= Stated problem =
Give, as a bare number, the count of lines that contain the word "personal".

= Data for processing =
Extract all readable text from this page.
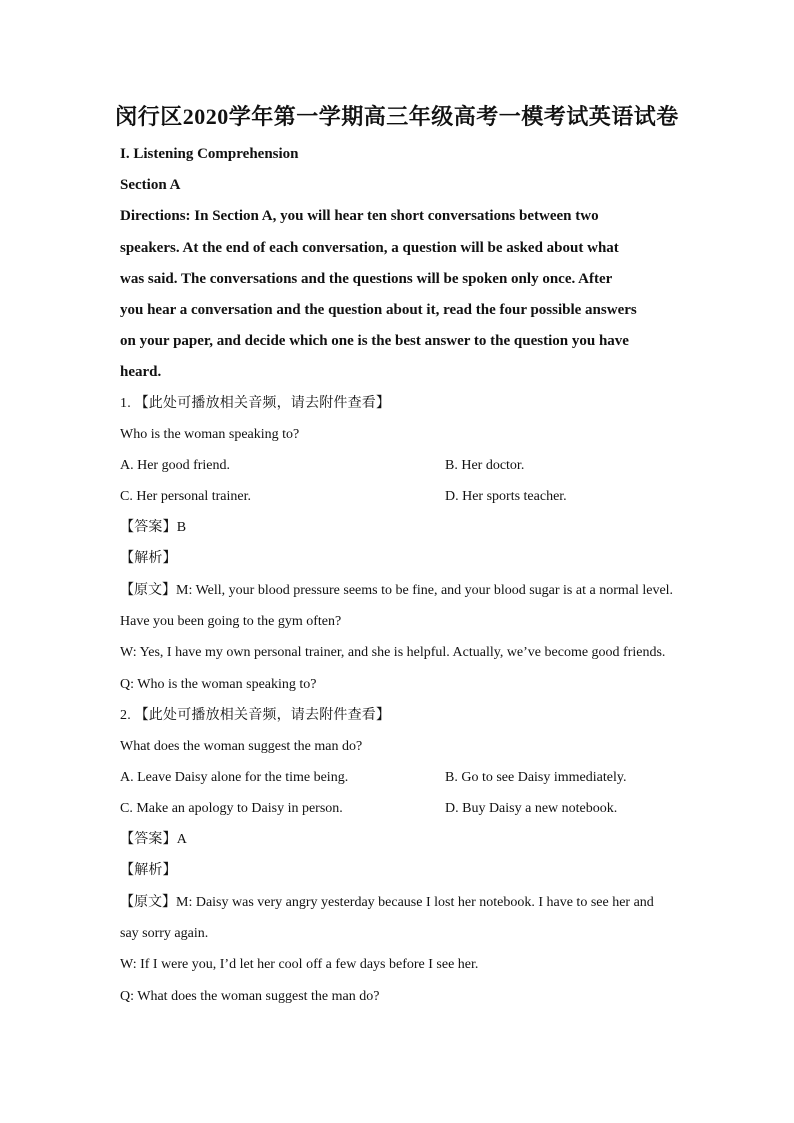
闵行区2020学年第一学期高三年级高考一模考试英语试卷
I. Listening Comprehension
Section A
Directions: In Section A, you will hear ten short conversations between two
speakers. At the end of each conversation, a question will be asked about what
was said. The conversations and the questions will be spoken only once. After
you hear a conversation and the question about it, read the four possible answers
on your paper, and decide which one is the best answer to the question you have
heard.
1. 【此处可播放相关音频，请去附件查看】
Who is the woman speaking to?
A. Her good friend.	B. Her doctor.
C. Her personal trainer.	D. Her sports teacher.
【答案】B
【解析】
【原文】M: Well, your blood pressure seems to be fine, and your blood sugar is at a normal level.
Have you been going to the gym often?
W: Yes, I have my own personal trainer, and she is helpful. Actually, we’ve become good friends.
Q: Who is the woman speaking to?
2. 【此处可播放相关音频，请去附件查看】
What does the woman suggest the man do?
A. Leave Daisy alone for the time being.	B. Go to see Daisy immediately.
C. Make an apology to Daisy in person.	D. Buy Daisy a new notebook.
【答案】A
【解析】
【原文】M: Daisy was very angry yesterday because I lost her notebook. I have to see her and
say sorry again.
W: If I were you, I’d let her cool off a few days before I see her.
Q: What does the woman suggest the man do?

= Solved problem =
2